◆ **Aim**
Select and reproduce each line of the listing below that bears the string "Simulator".

◆ **Extracted data entries**
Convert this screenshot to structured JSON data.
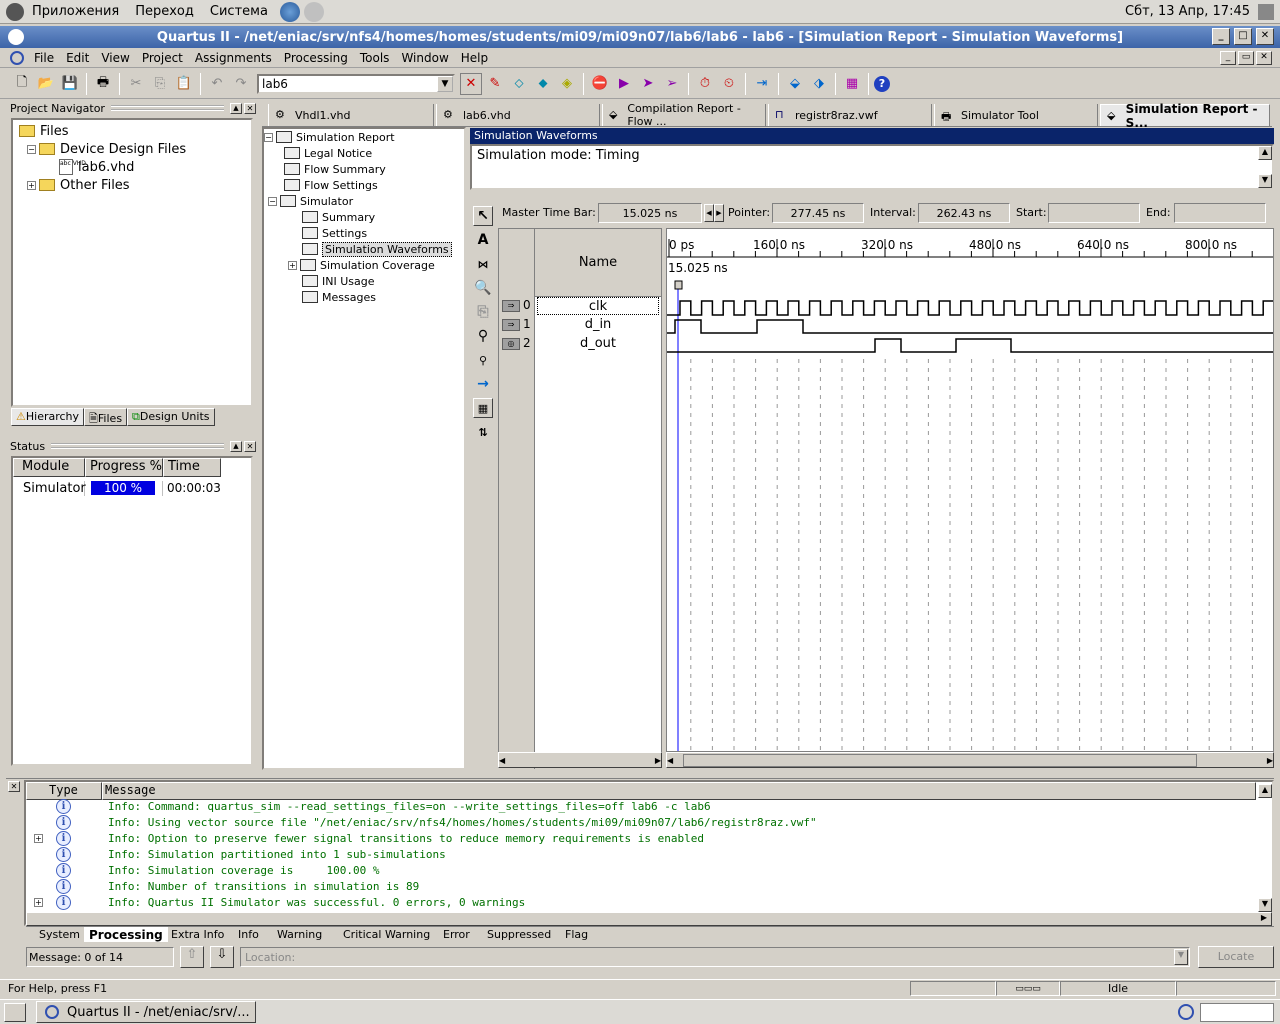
{
  "gnome_panel": {
    "menus": [
      "Приложения",
      "Переход",
      "Система"
    ],
    "clock": "Сбт, 13 Апр, 17:45"
  },
  "window": {
    "title": "Quartus II - /net/eniac/srv/nfs4/homes/homes/students/mi09/mi09n07/lab6/lab6 - lab6 - [Simulation Report - Simulation Waveforms]"
  },
  "menu": [
    "File",
    "Edit",
    "View",
    "Project",
    "Assignments",
    "Processing",
    "Tools",
    "Window",
    "Help"
  ],
  "toolbar": {
    "project_combo": "lab6"
  },
  "project_navigator": {
    "title": "Project Navigator",
    "tree": [
      {
        "label": "Files",
        "level": 0
      },
      {
        "label": "Device Design Files",
        "level": 1
      },
      {
        "label": "lab6.vhd",
        "level": 2
      },
      {
        "label": "Other Files",
        "level": 1
      }
    ],
    "tabs": [
      "Hierarchy",
      "Files",
      "Design Units"
    ]
  },
  "status_panel": {
    "title": "Status",
    "headers": [
      "Module",
      "Progress %",
      "Time"
    ],
    "module": "Simulator",
    "progress": "100 %",
    "time": "00:00:03"
  },
  "doc_tabs": [
    "Vhdl1.vhd",
    "lab6.vhd",
    "Compilation Report - Flow ...",
    "registr8raz.vwf",
    "Simulator Tool",
    "Simulation Report - S..."
  ],
  "report_tree": [
    "Simulation Report",
    "Legal Notice",
    "Flow Summary",
    "Flow Settings",
    "Simulator",
    "Summary",
    "Settings",
    "Simulation Waveforms",
    "Simulation Coverage",
    "INI Usage",
    "Messages"
  ],
  "waveform": {
    "header": "Simulation Waveforms",
    "mode": "Simulation mode: Timing",
    "master_label": "Master Time Bar:",
    "master_value": "15.025 ns",
    "pointer_label": "Pointer:",
    "pointer_value": "277.45 ns",
    "interval_label": "Interval:",
    "interval_value": "262.43 ns",
    "start_label": "Start:",
    "end_label": "End:",
    "name_header": "Name",
    "time_ticks": [
      "0 ps",
      "160.0 ns",
      "320.0 ns",
      "480.0 ns",
      "640.0 ns",
      "800.0 ns"
    ],
    "cursor_label": "15.025 ns",
    "signals": [
      {
        "index": "0",
        "name": "clk"
      },
      {
        "index": "1",
        "name": "d_in"
      },
      {
        "index": "2",
        "name": "d_out"
      }
    ]
  },
  "messages": {
    "col_type": "Type",
    "col_message": "Message",
    "lines": [
      "Info: Command: quartus_sim --read_settings_files=on --write_settings_files=off lab6 -c lab6",
      "Info: Using vector source file \"/net/eniac/srv/nfs4/homes/homes/students/mi09/mi09n07/lab6/registr8raz.vwf\"",
      "Info: Option to preserve fewer signal transitions to reduce memory requirements is enabled",
      "Info: Simulation partitioned into 1 sub-simulations",
      "Info: Simulation coverage is     100.00 %",
      "Info: Number of transitions in simulation is 89",
      "Info: Quartus II Simulator was successful. 0 errors, 0 warnings"
    ],
    "tabs": [
      "System",
      "Processing",
      "Extra Info",
      "Info",
      "Warning",
      "Critical Warning",
      "Error",
      "Suppressed",
      "Flag"
    ],
    "count": "Message: 0 of 14",
    "location_placeholder": "Location:",
    "locate": "Locate"
  },
  "statusbar": {
    "help": "For Help, press F1",
    "state": "Idle"
  },
  "taskbar": {
    "task": "Quartus II - /net/eniac/srv/..."
  }
}
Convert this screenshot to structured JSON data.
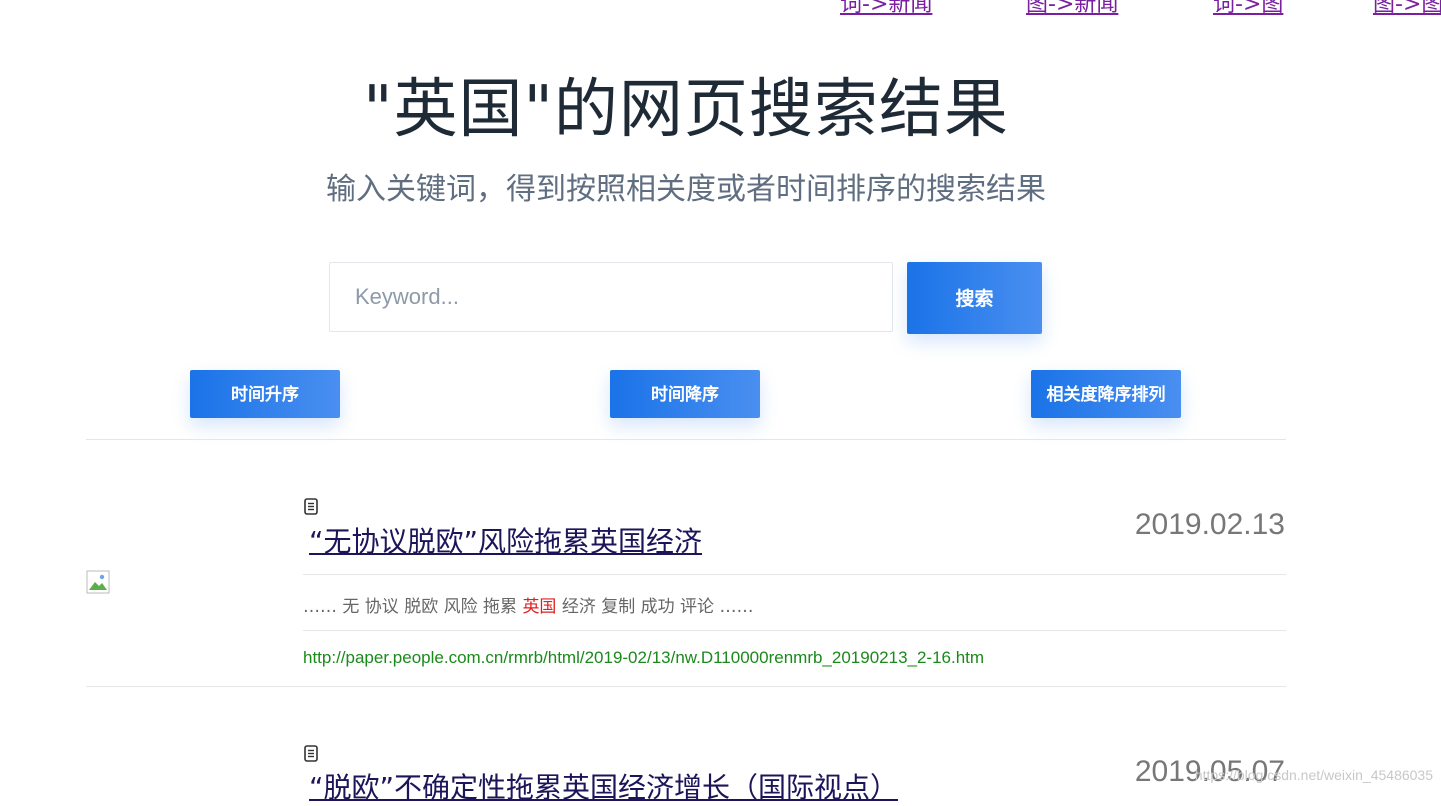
{
  "top_nav": [
    {
      "label": "词->新闻"
    },
    {
      "label": "图->新闻"
    },
    {
      "label": "词->图"
    },
    {
      "label": "图->图"
    }
  ],
  "heading": {
    "title": "\"英国\"的网页搜索结果",
    "subtitle": "输入关键词，得到按照相关度或者时间排序的搜索结果"
  },
  "search": {
    "placeholder": "Keyword...",
    "button_label": "搜索"
  },
  "sort_buttons": [
    {
      "label": "时间升序"
    },
    {
      "label": "时间降序"
    },
    {
      "label": "相关度降序排列"
    }
  ],
  "results": [
    {
      "title": "“无协议脱欧”风险拖累英国经济",
      "date": "2019.02.13",
      "snippet_before": "…… 无 协议 脱欧 风险 拖累 ",
      "snippet_highlight": "英国",
      "snippet_after": " 经济 复制 成功 评论 ……",
      "url": "http://paper.people.com.cn/rmrb/html/2019-02/13/nw.D110000renmrb_20190213_2-16.htm"
    },
    {
      "title": "“脱欧”不确定性拖累英国经济增长（国际视点）",
      "date": "2019.05.07"
    }
  ],
  "watermark": "https://blog.csdn.net/weixin_45486035",
  "colors": {
    "accent": "#1a73e8",
    "link_visited": "#7a1fa0",
    "title_link": "#1c1559",
    "url_green": "#1a8a1a",
    "highlight": "#e02020"
  }
}
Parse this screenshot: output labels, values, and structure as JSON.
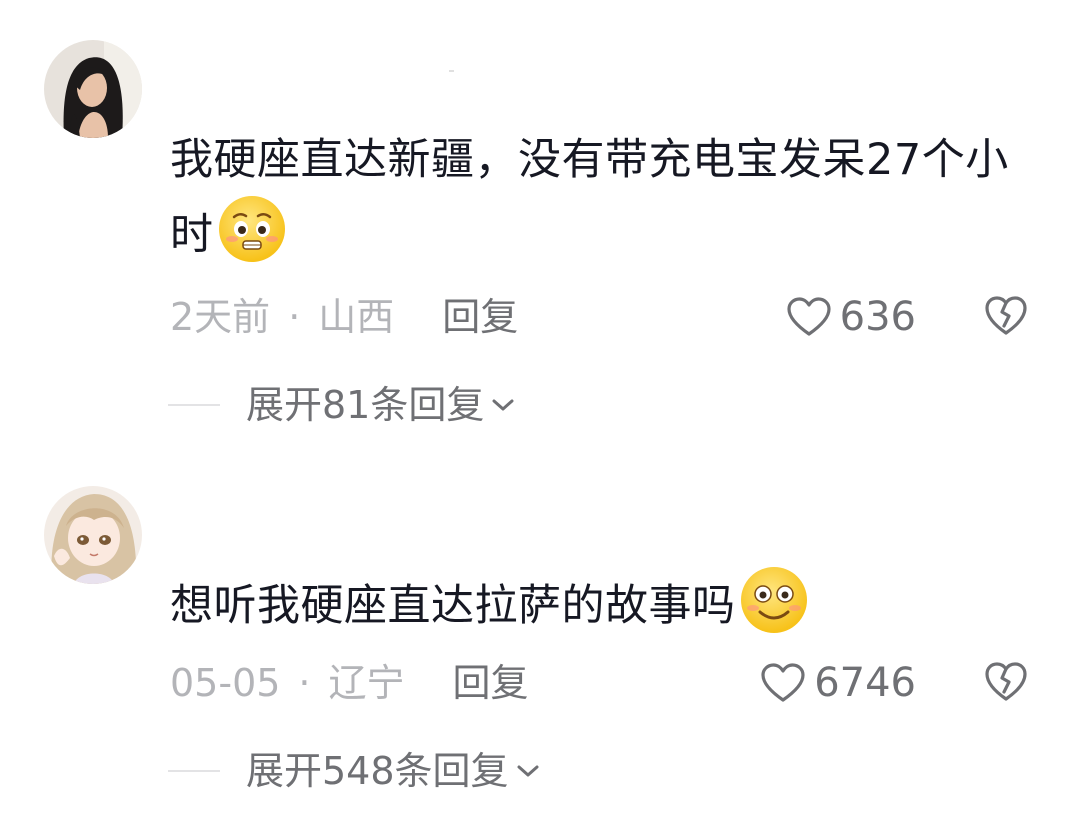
{
  "comments": [
    {
      "username": "",
      "text": "我硬座直达新疆，没有带充电宝发呆27个小时",
      "emoji": "pleading-face",
      "time": "2天前",
      "location": "山西",
      "reply_label": "回复",
      "likes": "636",
      "expand_label": "展开81条回复"
    },
    {
      "username": "",
      "text": "想听我硬座直达拉萨的故事吗",
      "emoji": "smiling-face",
      "time": "05-05",
      "location": "辽宁",
      "reply_label": "回复",
      "likes": "6746",
      "expand_label": "展开548条回复"
    }
  ],
  "meta_separator": "·",
  "colors": {
    "text": "#161823",
    "meta": "#b3b4b8",
    "secondary": "#6f7074",
    "emoji_yellow": "#ffd23b"
  }
}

◆ **Answer to this task**
    "module": "Simulator",
    "Simulator Tool",
    "Simulator",
      "Info: Quartus II Simulator was successful. 0 errors, 0 warnings"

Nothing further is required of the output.